Dopo quasi vent’anni di teorie e speculazioni, i fan di Star Wars hanno finalmente ottenuto una risposta ufficiale a uno dei quesiti più discussi dell’intera saga: per quale motivo Yoda decise di separarsi da Obi-Wan Kenobi durante gli eventi di La Vendetta dei Sith, lasciando che i due affrontassero da soli rispettivamente Palpatine e Anakin Skywalker.
Nella parte finale dell’Episodio III, i due Maestri Jedi prendono strade diverse: Yoda si dirige verso il Senato per confrontarsi con Darth Sidious, mentre Obi-Wan vola sul pianeta Mustafar per fermare il suo ex apprendista, ormai trasformato in Darth Vader. Molti fan, negli anni, hanno giudicato questa scelta strategica poco logica, chiedendosi perché i due non abbiano combattuto insieme per eliminare prima il pericolo maggiore.
La risposta arriva ora grazie alla nuova edizione deluxe della novelizzazione ufficiale di La Vendetta dei Sith, scritta da Matthew Stover. Nel volume, Stover rivela di non avere una conferma ufficiale dalla produzione del film, ma di aver proposto una spiegazione coerente con la mitologia della Forza.
La teoria inserita da Stover nella novelizzazione

Stover suggerisce che l’iniziazione di Anakin nel lato oscuro avrebbe creato un legame diretto tra lui e Palpatine, tale da rendere i due vulnerabili a un attacco mirato contro l’altro. In pratica, attaccare Vader avrebbe potuto distrarre o indebolire Sidious — e viceversa — aumentando le possibilità di successo.

**Istruzioni da seguire**
Stabilisci se ognuna delle tre affermazioni concorda con il brano su Yoda e Obi-Wan, rispondendo sì o no e riportando tra virgolette le parole del brano che lo decidono. 1. Stover ha ottenuto una conferma ufficiale dalla produzione del film. 2. Nell'Episodio III Yoda va al Senato per affrontare Darth Sidious. 3. Secondo la teoria di Stover, attaccare Vader avrebbe potuto indebolire Sidious.

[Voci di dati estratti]
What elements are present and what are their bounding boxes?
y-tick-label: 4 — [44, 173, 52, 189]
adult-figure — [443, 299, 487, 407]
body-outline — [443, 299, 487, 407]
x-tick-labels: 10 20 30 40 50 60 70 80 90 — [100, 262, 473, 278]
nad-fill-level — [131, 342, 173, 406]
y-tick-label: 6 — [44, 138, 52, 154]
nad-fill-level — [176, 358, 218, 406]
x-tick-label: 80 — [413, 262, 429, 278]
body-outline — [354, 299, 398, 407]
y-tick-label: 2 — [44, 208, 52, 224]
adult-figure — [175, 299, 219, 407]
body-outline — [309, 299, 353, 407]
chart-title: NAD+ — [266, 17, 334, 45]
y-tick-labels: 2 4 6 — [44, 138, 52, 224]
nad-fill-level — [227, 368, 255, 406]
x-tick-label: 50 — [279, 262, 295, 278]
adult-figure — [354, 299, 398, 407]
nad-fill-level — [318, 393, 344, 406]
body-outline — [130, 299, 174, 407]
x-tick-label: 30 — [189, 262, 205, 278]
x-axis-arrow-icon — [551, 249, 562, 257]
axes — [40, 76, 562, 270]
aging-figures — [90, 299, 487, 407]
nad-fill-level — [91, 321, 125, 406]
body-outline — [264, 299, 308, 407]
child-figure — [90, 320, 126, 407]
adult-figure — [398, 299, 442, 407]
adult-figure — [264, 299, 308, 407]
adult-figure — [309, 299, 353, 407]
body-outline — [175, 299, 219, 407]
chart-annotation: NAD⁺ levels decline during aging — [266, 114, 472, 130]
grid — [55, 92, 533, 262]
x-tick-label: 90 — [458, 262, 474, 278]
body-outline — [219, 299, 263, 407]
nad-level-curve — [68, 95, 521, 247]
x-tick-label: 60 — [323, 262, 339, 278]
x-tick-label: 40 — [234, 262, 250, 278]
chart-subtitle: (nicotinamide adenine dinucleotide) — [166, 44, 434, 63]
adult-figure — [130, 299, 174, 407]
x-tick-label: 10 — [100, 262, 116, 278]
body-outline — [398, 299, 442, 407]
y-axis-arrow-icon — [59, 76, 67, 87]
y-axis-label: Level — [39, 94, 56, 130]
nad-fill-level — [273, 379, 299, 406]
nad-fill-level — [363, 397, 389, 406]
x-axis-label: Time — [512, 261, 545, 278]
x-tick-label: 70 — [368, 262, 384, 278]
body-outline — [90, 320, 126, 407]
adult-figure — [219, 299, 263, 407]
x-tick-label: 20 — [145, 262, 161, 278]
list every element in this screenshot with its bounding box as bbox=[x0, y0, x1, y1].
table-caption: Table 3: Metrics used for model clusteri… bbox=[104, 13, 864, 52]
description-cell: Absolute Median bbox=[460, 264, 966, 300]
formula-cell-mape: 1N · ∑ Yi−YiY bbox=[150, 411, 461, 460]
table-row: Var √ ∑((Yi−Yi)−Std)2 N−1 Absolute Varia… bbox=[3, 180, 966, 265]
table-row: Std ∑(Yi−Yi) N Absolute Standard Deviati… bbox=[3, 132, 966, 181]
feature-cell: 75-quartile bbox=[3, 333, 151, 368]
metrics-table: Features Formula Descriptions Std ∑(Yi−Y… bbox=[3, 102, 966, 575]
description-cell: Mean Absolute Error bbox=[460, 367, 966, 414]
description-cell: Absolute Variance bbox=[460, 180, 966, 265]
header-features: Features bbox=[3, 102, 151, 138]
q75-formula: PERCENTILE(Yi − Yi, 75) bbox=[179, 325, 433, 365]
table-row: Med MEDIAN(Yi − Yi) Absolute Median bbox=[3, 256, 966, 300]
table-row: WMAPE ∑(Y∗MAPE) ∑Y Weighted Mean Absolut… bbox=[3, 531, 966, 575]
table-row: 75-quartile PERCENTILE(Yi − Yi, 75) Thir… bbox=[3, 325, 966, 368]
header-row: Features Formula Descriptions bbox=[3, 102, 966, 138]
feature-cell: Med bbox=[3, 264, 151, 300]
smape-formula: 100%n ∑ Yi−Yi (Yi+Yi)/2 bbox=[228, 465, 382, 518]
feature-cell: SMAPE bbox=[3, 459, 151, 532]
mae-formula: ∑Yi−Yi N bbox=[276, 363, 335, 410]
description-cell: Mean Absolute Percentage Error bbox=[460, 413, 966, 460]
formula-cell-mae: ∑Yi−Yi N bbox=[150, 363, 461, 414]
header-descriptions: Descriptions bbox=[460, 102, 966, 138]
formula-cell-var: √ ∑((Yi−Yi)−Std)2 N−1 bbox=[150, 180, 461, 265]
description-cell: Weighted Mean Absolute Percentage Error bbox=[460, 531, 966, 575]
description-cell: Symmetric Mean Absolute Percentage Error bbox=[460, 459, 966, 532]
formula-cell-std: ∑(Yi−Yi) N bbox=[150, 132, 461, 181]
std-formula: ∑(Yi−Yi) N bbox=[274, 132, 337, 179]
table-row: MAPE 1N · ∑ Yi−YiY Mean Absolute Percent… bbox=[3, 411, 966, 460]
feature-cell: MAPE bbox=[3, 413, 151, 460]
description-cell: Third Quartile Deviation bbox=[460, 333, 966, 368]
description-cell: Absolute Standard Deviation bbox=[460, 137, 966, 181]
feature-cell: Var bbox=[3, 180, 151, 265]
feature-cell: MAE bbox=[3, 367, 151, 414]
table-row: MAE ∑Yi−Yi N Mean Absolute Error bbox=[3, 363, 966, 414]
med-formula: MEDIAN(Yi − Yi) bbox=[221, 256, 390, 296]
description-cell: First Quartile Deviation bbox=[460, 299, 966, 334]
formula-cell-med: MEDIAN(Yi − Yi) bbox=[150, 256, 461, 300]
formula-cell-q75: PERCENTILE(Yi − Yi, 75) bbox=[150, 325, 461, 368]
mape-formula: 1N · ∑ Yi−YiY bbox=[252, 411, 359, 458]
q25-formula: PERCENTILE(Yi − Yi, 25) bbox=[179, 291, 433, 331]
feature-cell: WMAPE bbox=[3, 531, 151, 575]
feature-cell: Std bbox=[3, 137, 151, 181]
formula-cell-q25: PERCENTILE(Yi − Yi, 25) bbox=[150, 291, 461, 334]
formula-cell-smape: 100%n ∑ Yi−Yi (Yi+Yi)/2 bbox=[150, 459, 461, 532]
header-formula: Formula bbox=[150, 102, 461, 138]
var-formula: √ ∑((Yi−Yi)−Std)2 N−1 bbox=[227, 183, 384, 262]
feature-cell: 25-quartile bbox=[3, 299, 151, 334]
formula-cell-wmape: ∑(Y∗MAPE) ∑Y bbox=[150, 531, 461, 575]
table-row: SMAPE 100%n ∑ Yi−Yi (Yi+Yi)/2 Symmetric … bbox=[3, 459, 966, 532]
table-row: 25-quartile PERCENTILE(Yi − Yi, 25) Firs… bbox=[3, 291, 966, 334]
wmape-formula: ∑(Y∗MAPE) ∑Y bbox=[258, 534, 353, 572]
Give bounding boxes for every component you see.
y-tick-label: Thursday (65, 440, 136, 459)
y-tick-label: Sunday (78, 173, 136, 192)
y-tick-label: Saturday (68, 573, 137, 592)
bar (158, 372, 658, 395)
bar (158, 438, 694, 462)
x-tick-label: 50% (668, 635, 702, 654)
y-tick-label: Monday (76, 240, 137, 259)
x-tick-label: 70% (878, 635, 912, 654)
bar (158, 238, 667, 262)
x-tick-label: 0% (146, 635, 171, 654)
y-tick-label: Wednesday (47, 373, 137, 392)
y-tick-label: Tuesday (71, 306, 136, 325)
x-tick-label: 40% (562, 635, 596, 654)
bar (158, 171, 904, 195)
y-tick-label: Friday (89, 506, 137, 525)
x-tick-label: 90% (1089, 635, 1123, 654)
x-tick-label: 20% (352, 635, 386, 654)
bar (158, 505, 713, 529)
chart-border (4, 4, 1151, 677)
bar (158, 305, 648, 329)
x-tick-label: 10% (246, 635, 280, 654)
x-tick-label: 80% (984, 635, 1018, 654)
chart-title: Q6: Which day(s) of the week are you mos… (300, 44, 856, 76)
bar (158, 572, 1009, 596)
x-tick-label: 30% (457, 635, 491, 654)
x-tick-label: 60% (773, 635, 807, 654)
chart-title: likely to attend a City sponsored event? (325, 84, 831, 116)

**Soluzione del compito**
1. No: «di non avere una conferma ufficiale dalla produzione del film»
2. Sì: «Yoda si dirige verso il Senato per confrontarsi con Darth Sidious»
3. Sì: «attaccare Vader avrebbe potuto distrarre o indebolire Sidious»